• _GIVEN TASK_
Retype the material below. Keep every word exactly as it is.

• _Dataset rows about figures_
........
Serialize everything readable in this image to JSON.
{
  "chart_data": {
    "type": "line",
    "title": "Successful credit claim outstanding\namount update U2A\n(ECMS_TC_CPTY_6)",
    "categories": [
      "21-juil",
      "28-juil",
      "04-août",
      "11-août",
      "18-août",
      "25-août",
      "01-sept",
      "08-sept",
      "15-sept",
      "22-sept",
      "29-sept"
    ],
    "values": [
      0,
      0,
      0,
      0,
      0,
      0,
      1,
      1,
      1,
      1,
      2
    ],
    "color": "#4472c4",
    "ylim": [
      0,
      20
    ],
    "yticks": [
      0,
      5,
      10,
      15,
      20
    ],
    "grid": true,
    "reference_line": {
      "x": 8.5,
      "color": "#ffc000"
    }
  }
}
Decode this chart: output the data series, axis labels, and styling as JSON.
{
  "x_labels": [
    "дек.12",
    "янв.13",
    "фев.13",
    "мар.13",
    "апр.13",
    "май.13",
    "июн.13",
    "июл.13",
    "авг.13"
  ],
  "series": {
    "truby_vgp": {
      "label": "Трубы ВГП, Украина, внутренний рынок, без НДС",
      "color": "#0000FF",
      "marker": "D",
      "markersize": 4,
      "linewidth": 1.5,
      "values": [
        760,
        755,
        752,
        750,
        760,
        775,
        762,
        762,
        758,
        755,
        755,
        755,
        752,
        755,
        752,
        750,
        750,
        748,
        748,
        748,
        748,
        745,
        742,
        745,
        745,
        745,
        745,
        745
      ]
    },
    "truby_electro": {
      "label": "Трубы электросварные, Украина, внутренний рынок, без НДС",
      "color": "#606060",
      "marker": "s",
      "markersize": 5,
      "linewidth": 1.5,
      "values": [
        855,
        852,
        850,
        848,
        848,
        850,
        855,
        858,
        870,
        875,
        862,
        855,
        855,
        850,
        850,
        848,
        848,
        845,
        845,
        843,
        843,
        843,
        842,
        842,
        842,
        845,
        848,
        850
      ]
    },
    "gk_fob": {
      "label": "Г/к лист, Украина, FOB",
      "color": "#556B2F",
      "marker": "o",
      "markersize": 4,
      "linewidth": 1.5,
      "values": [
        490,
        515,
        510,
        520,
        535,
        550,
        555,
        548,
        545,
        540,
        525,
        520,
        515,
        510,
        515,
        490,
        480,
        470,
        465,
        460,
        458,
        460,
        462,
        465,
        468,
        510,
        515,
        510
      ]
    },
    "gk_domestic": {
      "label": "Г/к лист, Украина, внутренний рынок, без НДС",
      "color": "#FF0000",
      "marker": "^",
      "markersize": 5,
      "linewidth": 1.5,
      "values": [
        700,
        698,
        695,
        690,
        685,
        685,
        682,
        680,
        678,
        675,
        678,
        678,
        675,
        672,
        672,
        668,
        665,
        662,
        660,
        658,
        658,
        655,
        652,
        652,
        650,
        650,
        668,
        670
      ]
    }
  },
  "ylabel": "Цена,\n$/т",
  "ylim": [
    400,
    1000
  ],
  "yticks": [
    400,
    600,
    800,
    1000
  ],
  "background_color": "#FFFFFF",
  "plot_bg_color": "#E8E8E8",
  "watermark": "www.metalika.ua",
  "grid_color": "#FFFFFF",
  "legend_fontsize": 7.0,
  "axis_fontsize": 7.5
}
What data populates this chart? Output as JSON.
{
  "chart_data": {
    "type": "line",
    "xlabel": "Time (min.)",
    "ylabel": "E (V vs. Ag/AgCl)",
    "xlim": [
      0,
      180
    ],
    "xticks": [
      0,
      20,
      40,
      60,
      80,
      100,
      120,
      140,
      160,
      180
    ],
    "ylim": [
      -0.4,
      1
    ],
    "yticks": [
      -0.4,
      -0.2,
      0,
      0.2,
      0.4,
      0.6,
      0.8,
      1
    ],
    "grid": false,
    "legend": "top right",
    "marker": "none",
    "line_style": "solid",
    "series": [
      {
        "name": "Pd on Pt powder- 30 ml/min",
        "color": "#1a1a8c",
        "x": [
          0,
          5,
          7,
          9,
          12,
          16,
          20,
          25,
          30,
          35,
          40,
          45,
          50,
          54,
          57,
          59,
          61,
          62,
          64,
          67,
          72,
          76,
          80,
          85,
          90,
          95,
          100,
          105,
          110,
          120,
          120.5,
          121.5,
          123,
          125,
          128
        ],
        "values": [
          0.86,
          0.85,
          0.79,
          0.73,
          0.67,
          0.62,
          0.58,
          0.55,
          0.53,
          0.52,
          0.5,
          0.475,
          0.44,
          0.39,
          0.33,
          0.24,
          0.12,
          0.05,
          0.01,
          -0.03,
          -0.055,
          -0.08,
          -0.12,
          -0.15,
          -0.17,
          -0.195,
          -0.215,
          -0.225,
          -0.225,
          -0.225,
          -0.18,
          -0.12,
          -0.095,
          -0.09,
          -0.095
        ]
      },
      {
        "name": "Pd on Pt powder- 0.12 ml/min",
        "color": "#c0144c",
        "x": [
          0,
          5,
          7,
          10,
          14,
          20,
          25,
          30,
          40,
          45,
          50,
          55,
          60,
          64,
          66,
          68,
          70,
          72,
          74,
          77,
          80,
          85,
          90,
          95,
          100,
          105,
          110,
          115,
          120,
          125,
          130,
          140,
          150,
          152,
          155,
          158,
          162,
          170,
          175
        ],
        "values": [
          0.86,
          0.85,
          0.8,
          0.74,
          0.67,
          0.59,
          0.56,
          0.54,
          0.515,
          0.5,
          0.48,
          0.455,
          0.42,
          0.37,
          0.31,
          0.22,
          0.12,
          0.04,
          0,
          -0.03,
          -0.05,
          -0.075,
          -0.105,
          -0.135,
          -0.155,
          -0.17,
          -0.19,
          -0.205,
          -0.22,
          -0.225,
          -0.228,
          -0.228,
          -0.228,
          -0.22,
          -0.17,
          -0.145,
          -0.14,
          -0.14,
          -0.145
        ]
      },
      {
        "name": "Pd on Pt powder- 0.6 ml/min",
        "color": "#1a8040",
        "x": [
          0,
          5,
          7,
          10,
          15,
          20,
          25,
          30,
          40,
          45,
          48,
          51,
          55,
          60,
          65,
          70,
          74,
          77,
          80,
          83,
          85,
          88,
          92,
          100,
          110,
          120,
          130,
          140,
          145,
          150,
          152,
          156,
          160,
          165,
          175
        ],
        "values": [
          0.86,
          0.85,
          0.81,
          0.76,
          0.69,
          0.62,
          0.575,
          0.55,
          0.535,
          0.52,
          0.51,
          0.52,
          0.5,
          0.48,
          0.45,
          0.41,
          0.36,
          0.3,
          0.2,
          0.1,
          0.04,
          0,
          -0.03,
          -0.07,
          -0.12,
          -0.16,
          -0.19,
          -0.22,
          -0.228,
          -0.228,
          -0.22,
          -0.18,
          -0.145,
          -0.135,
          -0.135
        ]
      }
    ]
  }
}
........
• _RESULT OF THIS EXERCISE_
Serialize everything readable in this image to JSON.
{
  "chart_data": {
    "type": "line",
    "title": "Successful credit claim outstanding\namount update U2A\n(ECMS_TC_CPTY_6)",
    "categories": [
      "21-juil",
      "28-juil",
      "04-août",
      "11-août",
      "18-août",
      "25-août",
      "01-sept",
      "08-sept",
      "15-sept",
      "22-sept",
      "29-sept"
    ],
    "values": [
      0,
      0,
      0,
      0,
      0,
      0,
      1,
      1,
      1,
      1,
      2
    ],
    "color": "#4472c4",
    "ylim": [
      0,
      20
    ],
    "yticks": [
      0,
      5,
      10,
      15,
      20
    ],
    "grid": true,
    "reference_line": {
      "x": 8.5,
      "color": "#ffc000"
    }
  }
}
Decode this chart: output the data series, axis labels, and styling as JSON.
{
  "x_labels": [
    "дек.12",
    "янв.13",
    "фев.13",
    "мар.13",
    "апр.13",
    "май.13",
    "июн.13",
    "июл.13",
    "авг.13"
  ],
  "series": {
    "truby_vgp": {
      "label": "Трубы ВГП, Украина, внутренний рынок, без НДС",
      "color": "#0000FF",
      "marker": "D",
      "markersize": 4,
      "linewidth": 1.5,
      "values": [
        760,
        755,
        752,
        750,
        760,
        775,
        762,
        762,
        758,
        755,
        755,
        755,
        752,
        755,
        752,
        750,
        750,
        748,
        748,
        748,
        748,
        745,
        742,
        745,
        745,
        745,
        745,
        745
      ]
    },
    "truby_electro": {
      "label": "Трубы электросварные, Украина, внутренний рынок, без НДС",
      "color": "#606060",
      "marker": "s",
      "markersize": 5,
      "linewidth": 1.5,
      "values": [
        855,
        852,
        850,
        848,
        848,
        850,
        855,
        858,
        870,
        875,
        862,
        855,
        855,
        850,
        850,
        848,
        848,
        845,
        845,
        843,
        843,
        843,
        842,
        842,
        842,
        845,
        848,
        850
      ]
    },
    "gk_fob": {
      "label": "Г/к лист, Украина, FOB",
      "color": "#556B2F",
      "marker": "o",
      "markersize": 4,
      "linewidth": 1.5,
      "values": [
        490,
        515,
        510,
        520,
        535,
        550,
        555,
        548,
        545,
        540,
        525,
        520,
        515,
        510,
        515,
        490,
        480,
        470,
        465,
        460,
        458,
        460,
        462,
        465,
        468,
        510,
        515,
        510
      ]
    },
    "gk_domestic": {
      "label": "Г/к лист, Украина, внутренний рынок, без НДС",
      "color": "#FF0000",
      "marker": "^",
      "markersize": 5,
      "linewidth": 1.5,
      "values": [
        700,
        698,
        695,
        690,
        685,
        685,
        682,
        680,
        678,
        675,
        678,
        678,
        675,
        672,
        672,
        668,
        665,
        662,
        660,
        658,
        658,
        655,
        652,
        652,
        650,
        650,
        668,
        670
      ]
    }
  },
  "ylabel": "Цена,\n$/т",
  "ylim": [
    400,
    1000
  ],
  "yticks": [
    400,
    600,
    800,
    1000
  ],
  "background_color": "#FFFFFF",
  "plot_bg_color": "#E8E8E8",
  "watermark": "www.metalika.ua",
  "grid_color": "#FFFFFF",
  "legend_fontsize": 7.0,
  "axis_fontsize": 7.5
}
What data populates this chart? Output as JSON.
{
  "chart_data": {
    "type": "line",
    "xlabel": "Time (min.)",
    "ylabel": "E (V vs. Ag/AgCl)",
    "xlim": [
      0,
      180
    ],
    "xticks": [
      0,
      20,
      40,
      60,
      80,
      100,
      120,
      140,
      160,
      180
    ],
    "ylim": [
      -0.4,
      1
    ],
    "yticks": [
      -0.4,
      -0.2,
      0,
      0.2,
      0.4,
      0.6,
      0.8,
      1
    ],
    "grid": false,
    "legend": "top right",
    "marker": "none",
    "line_style": "solid",
    "series": [
      {
        "name": "Pd on Pt powder- 30 ml/min",
        "color": "#1a1a8c",
        "x": [
          0,
          5,
          7,
          9,
          12,
          16,
          20,
          25,
          30,
          35,
          40,
          45,
          50,
          54,
          57,
          59,
          61,
          62,
          64,
          67,
          72,
          76,
          80,
          85,
          90,
          95,
          100,
          105,
          110,
          120,
          120.5,
          121.5,
          123,
          125,
          128
        ],
        "values": [
          0.86,
          0.85,
          0.79,
          0.73,
          0.67,
          0.62,
          0.58,
          0.55,
          0.53,
          0.52,
          0.5,
          0.475,
          0.44,
          0.39,
          0.33,
          0.24,
          0.12,
          0.05,
          0.01,
          -0.03,
          -0.055,
          -0.08,
          -0.12,
          -0.15,
          -0.17,
          -0.195,
          -0.215,
          -0.225,
          -0.225,
          -0.225,
          -0.18,
          -0.12,
          -0.095,
          -0.09,
          -0.095
        ]
      },
      {
        "name": "Pd on Pt powder- 0.12 ml/min",
        "color": "#c0144c",
        "x": [
          0,
          5,
          7,
          10,
          14,
          20,
          25,
          30,
          40,
          45,
          50,
          55,
          60,
          64,
          66,
          68,
          70,
          72,
          74,
          77,
          80,
          85,
          90,
          95,
          100,
          105,
          110,
          115,
          120,
          125,
          130,
          140,
          150,
          152,
          155,
          158,
          162,
          170,
          175
        ],
        "values": [
          0.86,
          0.85,
          0.8,
          0.74,
          0.67,
          0.59,
          0.56,
          0.54,
          0.515,
          0.5,
          0.48,
          0.455,
          0.42,
          0.37,
          0.31,
          0.22,
          0.12,
          0.04,
          0,
          -0.03,
          -0.05,
          -0.075,
          -0.105,
          -0.135,
          -0.155,
          -0.17,
          -0.19,
          -0.205,
          -0.22,
          -0.225,
          -0.228,
          -0.228,
          -0.228,
          -0.22,
          -0.17,
          -0.145,
          -0.14,
          -0.14,
          -0.145
        ]
      },
      {
        "name": "Pd on Pt powder- 0.6 ml/min",
        "color": "#1a8040",
        "x": [
          0,
          5,
          7,
          10,
          15,
          20,
          25,
          30,
          40,
          45,
          48,
          51,
          55,
          60,
          65,
          70,
          74,
          77,
          80,
          83,
          85,
          88,
          92,
          100,
          110,
          120,
          130,
          140,
          145,
          150,
          152,
          156,
          160,
          165,
          175
        ],
        "values": [
          0.86,
          0.85,
          0.81,
          0.76,
          0.69,
          0.62,
          0.575,
          0.55,
          0.535,
          0.52,
          0.51,
          0.52,
          0.5,
          0.48,
          0.45,
          0.41,
          0.36,
          0.3,
          0.2,
          0.1,
          0.04,
          0,
          -0.03,
          -0.07,
          -0.12,
          -0.16,
          -0.19,
          -0.22,
          -0.228,
          -0.228,
          -0.22,
          -0.18,
          -0.145,
          -0.135,
          -0.135
        ]
      }
    ]
  }
}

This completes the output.